───── Source material

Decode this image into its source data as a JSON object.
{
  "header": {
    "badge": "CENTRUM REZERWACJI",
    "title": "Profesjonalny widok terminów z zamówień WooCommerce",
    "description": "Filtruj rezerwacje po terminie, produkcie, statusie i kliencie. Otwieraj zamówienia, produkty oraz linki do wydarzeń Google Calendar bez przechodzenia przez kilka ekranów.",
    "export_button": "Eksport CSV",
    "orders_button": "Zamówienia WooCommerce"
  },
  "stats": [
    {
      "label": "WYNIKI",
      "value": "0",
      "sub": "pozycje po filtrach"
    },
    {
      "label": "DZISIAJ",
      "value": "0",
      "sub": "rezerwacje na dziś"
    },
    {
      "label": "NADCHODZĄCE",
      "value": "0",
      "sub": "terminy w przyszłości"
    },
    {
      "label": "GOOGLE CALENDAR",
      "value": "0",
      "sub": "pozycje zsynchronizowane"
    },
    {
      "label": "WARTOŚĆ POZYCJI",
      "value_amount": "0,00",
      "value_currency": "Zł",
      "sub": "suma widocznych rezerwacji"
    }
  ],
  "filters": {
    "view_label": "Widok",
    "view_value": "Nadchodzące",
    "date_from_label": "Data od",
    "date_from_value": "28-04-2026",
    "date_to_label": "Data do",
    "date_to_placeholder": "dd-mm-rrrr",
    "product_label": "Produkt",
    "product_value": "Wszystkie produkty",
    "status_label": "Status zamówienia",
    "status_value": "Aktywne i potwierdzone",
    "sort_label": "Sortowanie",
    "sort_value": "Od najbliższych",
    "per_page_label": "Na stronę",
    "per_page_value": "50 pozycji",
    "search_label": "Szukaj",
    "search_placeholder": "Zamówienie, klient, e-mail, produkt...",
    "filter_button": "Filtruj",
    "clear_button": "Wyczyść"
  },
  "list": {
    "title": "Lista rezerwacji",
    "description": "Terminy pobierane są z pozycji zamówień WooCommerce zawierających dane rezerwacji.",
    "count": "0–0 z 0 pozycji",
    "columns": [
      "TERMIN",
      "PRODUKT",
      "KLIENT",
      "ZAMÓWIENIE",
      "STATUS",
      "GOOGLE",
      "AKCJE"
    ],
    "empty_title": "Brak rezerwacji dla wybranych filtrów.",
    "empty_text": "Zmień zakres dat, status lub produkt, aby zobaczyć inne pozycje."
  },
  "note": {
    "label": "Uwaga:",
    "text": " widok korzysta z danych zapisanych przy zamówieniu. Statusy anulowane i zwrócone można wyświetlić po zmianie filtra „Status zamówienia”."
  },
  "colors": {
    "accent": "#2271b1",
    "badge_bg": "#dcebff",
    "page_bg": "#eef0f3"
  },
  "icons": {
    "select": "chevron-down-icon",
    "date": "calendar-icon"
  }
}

──────────

Write out every record verbatim.

→ **Final result**:
Decode this image into its source data as a JSON object.
{
  "header": {
    "badge": "CENTRUM REZERWACJI",
    "title": "Profesjonalny widok terminów z zamówień WooCommerce",
    "description": "Filtruj rezerwacje po terminie, produkcie, statusie i kliencie. Otwieraj zamówienia, produkty oraz linki do wydarzeń Google Calendar bez przechodzenia przez kilka ekranów.",
    "export_button": "Eksport CSV",
    "orders_button": "Zamówienia WooCommerce"
  },
  "stats": [
    {
      "label": "WYNIKI",
      "value": "0",
      "sub": "pozycje po filtrach"
    },
    {
      "label": "DZISIAJ",
      "value": "0",
      "sub": "rezerwacje na dziś"
    },
    {
      "label": "NADCHODZĄCE",
      "value": "0",
      "sub": "terminy w przyszłości"
    },
    {
      "label": "GOOGLE CALENDAR",
      "value": "0",
      "sub": "pozycje zsynchronizowane"
    },
    {
      "label": "WARTOŚĆ POZYCJI",
      "value_amount": "0,00",
      "value_currency": "Zł",
      "sub": "suma widocznych rezerwacji"
    }
  ],
  "filters": {
    "view_label": "Widok",
    "view_value": "Nadchodzące",
    "date_from_label": "Data od",
    "date_from_value": "28-04-2026",
    "date_to_label": "Data do",
    "date_to_placeholder": "dd-mm-rrrr",
    "product_label": "Produkt",
    "product_value": "Wszystkie produkty",
    "status_label": "Status zamówienia",
    "status_value": "Aktywne i potwierdzone",
    "sort_label": "Sortowanie",
    "sort_value": "Od najbliższych",
    "per_page_label": "Na stronę",
    "per_page_value": "50 pozycji",
    "search_label": "Szukaj",
    "search_placeholder": "Zamówienie, klient, e-mail, produkt...",
    "filter_button": "Filtruj",
    "clear_button": "Wyczyść"
  },
  "list": {
    "title": "Lista rezerwacji",
    "description": "Terminy pobierane są z pozycji zamówień WooCommerce zawierających dane rezerwacji.",
    "count": "0–0 z 0 pozycji",
    "columns": [
      "TERMIN",
      "PRODUKT",
      "KLIENT",
      "ZAMÓWIENIE",
      "STATUS",
      "GOOGLE",
      "AKCJE"
    ],
    "empty_title": "Brak rezerwacji dla wybranych filtrów.",
    "empty_text": "Zmień zakres dat, status lub produkt, aby zobaczyć inne pozycje."
  },
  "note": {
    "label": "Uwaga:",
    "text": " widok korzysta z danych zapisanych przy zamówieniu. Statusy anulowane i zwrócone można wyświetlić po zmianie filtra „Status zamówienia”."
  },
  "colors": {
    "accent": "#2271b1",
    "badge_bg": "#dcebff",
    "page_bg": "#eef0f3"
  },
  "icons": {
    "select": "chevron-down-icon",
    "date": "calendar-icon"
  }
}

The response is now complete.